# start of Records for this task

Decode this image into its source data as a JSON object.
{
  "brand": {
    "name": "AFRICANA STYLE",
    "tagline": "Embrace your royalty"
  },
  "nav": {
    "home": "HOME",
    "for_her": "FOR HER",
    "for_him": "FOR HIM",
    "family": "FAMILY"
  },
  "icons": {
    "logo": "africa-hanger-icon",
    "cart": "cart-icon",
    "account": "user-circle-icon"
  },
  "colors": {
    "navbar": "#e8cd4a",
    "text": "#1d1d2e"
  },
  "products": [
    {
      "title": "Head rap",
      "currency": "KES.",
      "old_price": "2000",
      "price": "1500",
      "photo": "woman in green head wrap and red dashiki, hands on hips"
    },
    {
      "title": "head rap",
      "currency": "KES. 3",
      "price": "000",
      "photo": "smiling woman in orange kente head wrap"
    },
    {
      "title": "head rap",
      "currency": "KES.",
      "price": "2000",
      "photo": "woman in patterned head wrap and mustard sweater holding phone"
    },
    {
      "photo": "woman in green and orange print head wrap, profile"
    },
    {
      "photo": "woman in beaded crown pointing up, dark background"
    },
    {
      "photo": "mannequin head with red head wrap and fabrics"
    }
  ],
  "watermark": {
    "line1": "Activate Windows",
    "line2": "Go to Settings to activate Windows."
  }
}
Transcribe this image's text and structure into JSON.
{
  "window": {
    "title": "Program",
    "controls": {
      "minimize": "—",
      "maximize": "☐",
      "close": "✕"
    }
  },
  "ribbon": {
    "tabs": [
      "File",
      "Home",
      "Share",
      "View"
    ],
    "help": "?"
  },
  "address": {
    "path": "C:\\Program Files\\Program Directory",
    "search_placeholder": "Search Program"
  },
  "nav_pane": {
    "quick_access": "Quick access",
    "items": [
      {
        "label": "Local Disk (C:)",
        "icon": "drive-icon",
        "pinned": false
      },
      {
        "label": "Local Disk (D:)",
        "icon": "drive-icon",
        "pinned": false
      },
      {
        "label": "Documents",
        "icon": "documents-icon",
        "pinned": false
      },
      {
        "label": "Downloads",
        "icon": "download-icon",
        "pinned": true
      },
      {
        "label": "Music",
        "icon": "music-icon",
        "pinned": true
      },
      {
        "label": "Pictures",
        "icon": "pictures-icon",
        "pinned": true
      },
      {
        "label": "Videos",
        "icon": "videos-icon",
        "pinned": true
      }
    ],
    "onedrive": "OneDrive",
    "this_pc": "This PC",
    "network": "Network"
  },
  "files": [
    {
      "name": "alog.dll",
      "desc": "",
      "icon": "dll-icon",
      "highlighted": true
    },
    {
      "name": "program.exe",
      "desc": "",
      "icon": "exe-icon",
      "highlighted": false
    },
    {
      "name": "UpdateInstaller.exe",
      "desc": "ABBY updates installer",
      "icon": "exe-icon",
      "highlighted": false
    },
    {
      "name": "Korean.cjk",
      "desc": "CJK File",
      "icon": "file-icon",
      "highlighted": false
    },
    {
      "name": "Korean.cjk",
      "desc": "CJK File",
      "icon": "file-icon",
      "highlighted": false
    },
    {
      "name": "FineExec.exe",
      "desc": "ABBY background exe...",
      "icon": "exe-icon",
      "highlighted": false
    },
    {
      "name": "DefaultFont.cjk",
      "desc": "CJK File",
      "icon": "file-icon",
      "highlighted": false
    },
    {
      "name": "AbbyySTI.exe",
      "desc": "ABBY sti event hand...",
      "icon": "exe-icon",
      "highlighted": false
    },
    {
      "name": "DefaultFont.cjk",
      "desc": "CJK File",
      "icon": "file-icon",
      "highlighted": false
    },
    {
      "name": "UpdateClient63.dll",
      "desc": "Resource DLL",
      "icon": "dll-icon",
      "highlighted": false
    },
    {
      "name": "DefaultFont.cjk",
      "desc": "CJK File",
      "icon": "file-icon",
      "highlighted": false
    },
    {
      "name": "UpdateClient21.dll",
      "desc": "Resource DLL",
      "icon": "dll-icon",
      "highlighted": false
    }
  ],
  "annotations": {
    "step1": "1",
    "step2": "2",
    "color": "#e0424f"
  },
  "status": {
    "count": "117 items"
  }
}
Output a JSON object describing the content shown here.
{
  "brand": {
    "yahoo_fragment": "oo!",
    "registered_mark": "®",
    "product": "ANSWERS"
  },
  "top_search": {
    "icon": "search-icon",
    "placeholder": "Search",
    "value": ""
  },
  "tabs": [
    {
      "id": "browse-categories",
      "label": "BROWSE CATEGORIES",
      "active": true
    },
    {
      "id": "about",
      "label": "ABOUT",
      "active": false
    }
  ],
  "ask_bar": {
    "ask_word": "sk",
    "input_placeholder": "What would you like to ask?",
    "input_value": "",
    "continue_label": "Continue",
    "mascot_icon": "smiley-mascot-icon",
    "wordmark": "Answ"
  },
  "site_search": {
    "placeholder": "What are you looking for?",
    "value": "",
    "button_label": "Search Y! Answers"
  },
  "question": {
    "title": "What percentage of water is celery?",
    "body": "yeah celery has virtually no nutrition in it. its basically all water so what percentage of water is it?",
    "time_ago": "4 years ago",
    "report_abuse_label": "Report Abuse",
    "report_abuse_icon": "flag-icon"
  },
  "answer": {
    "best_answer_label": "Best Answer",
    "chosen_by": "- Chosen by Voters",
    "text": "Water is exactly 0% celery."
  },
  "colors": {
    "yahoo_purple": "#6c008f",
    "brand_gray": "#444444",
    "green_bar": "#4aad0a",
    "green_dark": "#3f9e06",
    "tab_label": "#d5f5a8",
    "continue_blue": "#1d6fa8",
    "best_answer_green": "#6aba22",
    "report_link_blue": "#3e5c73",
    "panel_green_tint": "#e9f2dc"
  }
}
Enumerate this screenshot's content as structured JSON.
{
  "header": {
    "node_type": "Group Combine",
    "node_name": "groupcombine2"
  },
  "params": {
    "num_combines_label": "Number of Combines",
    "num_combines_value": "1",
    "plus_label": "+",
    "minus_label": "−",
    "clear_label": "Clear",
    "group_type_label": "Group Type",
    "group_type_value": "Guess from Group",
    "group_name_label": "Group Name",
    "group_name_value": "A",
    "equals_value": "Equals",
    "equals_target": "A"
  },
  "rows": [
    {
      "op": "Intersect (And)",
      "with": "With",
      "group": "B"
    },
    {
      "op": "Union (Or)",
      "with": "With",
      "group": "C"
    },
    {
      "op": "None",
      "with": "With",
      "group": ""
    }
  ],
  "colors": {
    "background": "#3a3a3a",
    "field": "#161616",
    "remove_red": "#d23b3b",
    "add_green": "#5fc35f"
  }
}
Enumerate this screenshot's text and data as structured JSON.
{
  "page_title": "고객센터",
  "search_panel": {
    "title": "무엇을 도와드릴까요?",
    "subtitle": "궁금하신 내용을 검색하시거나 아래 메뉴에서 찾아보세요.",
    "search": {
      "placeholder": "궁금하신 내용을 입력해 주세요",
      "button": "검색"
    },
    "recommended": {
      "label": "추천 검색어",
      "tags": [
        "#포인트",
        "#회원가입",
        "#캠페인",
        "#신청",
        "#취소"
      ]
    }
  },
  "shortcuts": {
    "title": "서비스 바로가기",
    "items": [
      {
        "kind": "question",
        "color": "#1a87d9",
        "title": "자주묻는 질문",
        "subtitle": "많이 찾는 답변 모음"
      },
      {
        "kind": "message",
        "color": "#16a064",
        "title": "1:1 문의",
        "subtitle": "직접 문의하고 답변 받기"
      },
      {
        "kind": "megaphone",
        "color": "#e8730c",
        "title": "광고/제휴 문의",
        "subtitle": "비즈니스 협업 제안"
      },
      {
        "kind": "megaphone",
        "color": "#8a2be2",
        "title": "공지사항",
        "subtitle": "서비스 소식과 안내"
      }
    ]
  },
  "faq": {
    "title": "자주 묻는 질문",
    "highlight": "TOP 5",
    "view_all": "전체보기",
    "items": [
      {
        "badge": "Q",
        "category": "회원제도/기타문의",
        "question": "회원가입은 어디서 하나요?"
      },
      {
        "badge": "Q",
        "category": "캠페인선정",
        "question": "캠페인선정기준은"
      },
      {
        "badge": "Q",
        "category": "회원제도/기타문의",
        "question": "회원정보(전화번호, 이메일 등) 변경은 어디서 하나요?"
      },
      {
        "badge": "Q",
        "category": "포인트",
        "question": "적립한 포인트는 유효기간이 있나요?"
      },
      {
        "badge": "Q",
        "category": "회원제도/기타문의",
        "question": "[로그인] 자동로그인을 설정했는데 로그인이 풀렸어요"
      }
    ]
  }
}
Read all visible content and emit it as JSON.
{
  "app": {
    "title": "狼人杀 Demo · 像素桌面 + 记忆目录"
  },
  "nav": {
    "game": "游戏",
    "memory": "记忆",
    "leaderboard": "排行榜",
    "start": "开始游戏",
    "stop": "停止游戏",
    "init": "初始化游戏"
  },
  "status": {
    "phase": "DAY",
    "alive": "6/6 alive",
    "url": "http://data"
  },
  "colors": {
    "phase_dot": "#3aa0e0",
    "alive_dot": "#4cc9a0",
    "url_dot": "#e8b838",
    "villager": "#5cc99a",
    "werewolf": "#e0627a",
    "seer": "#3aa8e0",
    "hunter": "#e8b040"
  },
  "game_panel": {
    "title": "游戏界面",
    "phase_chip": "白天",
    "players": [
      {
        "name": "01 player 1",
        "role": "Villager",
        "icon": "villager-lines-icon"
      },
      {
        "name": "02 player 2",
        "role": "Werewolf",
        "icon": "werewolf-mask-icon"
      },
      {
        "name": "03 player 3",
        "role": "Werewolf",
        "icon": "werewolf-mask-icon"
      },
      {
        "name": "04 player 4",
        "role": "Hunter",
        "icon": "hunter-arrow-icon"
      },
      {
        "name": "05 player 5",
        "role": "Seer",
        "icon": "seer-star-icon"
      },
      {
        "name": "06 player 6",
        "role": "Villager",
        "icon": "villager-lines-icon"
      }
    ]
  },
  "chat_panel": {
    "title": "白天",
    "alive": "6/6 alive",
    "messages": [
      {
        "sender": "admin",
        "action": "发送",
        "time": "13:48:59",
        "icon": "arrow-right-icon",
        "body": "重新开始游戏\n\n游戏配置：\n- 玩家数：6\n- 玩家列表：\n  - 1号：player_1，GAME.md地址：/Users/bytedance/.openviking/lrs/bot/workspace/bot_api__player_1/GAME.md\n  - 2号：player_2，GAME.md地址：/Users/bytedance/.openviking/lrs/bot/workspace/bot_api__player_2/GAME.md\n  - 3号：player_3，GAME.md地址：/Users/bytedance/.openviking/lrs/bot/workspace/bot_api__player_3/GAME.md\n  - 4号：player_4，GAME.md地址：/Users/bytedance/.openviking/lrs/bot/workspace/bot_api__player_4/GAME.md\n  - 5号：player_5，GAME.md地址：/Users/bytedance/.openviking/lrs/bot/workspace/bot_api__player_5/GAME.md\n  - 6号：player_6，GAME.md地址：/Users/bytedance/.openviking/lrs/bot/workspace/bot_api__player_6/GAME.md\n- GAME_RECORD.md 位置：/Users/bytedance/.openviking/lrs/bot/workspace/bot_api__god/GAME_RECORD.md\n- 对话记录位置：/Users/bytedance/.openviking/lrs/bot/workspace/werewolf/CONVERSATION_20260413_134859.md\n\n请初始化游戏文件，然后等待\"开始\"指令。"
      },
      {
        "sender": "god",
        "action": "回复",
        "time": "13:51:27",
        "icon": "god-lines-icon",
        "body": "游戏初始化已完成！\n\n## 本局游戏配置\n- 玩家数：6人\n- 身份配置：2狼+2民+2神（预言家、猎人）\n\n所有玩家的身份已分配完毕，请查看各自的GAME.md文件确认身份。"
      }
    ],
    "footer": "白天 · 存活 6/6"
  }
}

# end of Records for this task

Prompt: Find the lines above that contain the word "percentage" and collect them.

Worked solution:
    "title": "What percentage of water is celery?",
    "body": "yeah celery has virtually no nutrition in it. its basically all water so what percentage of water is it?",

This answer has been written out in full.